• **Records that describe figures**
┌──

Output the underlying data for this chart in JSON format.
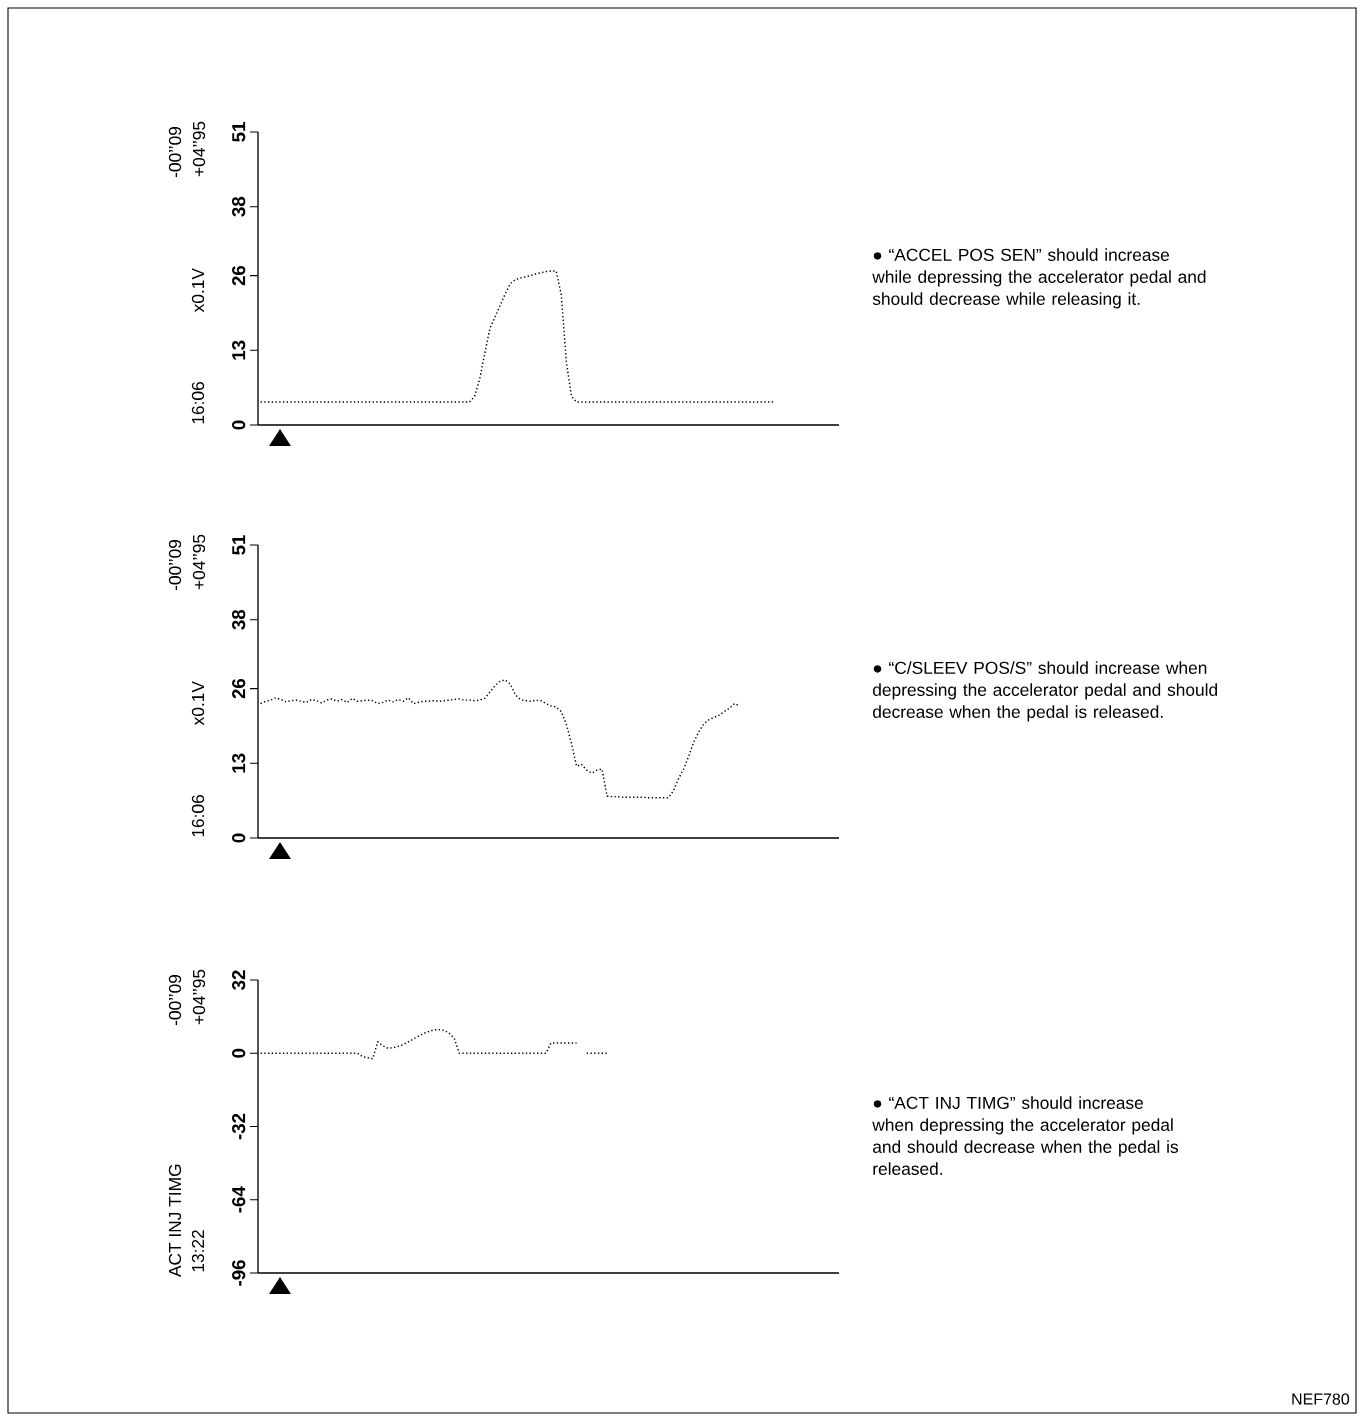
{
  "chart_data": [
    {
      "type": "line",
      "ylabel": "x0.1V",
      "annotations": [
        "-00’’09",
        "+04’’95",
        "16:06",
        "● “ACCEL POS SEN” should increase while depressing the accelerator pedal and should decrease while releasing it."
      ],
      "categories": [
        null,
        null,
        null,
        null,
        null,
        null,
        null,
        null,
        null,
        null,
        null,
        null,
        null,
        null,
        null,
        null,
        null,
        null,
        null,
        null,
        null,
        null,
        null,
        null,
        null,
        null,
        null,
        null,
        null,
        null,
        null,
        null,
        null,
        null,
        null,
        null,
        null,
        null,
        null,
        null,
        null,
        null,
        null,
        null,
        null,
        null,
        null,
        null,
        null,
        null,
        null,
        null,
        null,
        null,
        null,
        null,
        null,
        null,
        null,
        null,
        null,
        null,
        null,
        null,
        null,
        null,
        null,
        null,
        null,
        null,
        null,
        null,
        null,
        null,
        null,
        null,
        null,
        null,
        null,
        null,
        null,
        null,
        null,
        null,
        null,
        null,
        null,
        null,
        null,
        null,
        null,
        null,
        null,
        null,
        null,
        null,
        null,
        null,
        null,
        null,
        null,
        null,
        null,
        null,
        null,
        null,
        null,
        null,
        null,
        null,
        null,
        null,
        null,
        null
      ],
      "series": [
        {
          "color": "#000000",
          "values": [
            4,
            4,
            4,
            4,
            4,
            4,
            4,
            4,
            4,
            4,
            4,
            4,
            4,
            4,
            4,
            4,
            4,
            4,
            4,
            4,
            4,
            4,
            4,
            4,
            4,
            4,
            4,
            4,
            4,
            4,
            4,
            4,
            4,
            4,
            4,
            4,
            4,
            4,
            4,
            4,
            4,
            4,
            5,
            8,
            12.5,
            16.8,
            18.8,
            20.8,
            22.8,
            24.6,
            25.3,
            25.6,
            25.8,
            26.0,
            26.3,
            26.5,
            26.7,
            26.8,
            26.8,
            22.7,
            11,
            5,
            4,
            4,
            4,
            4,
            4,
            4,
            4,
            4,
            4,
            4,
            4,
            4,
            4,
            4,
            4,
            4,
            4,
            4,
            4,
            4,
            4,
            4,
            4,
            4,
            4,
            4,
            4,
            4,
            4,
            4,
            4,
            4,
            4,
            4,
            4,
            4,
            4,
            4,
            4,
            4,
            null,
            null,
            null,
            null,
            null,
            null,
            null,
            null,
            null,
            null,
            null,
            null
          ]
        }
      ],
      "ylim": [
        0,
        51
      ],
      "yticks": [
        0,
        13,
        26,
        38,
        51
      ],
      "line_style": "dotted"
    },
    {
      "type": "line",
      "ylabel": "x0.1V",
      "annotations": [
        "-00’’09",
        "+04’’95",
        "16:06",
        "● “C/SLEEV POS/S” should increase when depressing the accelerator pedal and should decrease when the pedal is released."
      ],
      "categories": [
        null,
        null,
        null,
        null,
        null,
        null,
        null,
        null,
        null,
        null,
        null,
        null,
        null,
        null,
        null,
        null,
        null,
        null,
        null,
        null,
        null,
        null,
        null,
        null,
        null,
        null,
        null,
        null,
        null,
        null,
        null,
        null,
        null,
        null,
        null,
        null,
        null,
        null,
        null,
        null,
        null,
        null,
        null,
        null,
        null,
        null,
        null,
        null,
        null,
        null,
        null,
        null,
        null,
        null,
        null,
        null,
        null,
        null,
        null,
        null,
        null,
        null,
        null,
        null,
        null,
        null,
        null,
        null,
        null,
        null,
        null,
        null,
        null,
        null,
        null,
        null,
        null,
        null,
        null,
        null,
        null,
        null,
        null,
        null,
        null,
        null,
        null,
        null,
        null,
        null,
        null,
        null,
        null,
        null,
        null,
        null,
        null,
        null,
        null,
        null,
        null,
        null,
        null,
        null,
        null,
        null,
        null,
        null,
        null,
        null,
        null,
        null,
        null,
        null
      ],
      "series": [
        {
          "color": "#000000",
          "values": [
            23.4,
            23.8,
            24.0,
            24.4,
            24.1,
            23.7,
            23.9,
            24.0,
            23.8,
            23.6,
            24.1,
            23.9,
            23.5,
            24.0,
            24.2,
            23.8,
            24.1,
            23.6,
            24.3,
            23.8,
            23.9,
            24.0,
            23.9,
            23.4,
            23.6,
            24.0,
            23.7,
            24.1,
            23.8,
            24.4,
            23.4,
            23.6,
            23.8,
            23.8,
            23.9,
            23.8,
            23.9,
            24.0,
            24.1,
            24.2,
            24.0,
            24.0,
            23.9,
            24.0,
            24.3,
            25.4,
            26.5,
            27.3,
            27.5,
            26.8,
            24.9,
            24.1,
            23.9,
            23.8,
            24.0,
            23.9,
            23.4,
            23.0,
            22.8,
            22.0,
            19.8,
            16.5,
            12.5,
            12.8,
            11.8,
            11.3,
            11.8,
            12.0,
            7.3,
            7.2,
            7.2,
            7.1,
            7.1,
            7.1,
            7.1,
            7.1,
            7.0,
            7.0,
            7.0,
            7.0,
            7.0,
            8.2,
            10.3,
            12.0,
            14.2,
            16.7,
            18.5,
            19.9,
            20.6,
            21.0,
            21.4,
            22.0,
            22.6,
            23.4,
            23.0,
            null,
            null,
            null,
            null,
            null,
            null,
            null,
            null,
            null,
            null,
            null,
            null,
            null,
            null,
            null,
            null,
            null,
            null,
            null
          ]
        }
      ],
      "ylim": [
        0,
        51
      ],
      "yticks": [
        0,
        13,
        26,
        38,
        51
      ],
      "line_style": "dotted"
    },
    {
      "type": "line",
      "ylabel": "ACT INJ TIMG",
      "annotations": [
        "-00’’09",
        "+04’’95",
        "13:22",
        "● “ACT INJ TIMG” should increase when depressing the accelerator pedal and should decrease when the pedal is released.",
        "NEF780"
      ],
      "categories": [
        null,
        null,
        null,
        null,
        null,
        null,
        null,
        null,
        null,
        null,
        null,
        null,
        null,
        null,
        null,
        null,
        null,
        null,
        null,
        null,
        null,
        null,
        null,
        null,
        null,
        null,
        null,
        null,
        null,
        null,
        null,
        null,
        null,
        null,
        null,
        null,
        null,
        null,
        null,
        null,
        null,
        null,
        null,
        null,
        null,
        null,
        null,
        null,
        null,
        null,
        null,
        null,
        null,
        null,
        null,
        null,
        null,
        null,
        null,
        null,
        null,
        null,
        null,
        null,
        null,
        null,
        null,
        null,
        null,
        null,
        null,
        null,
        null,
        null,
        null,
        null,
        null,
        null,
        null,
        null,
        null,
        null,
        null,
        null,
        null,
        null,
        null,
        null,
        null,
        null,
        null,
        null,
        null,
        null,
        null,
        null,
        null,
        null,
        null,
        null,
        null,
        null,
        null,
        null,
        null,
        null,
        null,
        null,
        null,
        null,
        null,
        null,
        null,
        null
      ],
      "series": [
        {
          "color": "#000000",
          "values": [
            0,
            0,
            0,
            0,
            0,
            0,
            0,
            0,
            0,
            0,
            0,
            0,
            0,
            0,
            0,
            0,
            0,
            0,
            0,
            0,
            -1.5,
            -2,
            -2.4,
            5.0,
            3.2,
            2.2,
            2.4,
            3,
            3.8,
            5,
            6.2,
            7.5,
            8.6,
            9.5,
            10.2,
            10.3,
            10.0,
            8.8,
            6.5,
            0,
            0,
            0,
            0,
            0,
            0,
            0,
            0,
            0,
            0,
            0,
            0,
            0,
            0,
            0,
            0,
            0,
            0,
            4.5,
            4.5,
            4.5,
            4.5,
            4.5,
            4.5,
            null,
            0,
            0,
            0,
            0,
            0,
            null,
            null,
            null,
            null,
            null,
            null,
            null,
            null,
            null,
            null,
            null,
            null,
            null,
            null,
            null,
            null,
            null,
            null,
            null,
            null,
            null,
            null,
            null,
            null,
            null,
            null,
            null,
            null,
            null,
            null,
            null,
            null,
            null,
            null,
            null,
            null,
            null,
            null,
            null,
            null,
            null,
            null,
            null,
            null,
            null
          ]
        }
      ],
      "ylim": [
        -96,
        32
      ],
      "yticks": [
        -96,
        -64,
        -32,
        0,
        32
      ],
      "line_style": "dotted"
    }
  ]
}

└──

• **What is required**
Copy every line of the records above that holds the word "should".

• **Complete response**
        "● “ACCEL POS SEN” should increase while depressing the accelerator pedal and should decrease while releasing it."
        "● “C/SLEEV POS/S” should increase when depressing the accelerator pedal and should decrease when the pedal is released."
        "● “ACT INJ TIMG” should increase when depressing the accelerator pedal and should decrease when the pedal is released.",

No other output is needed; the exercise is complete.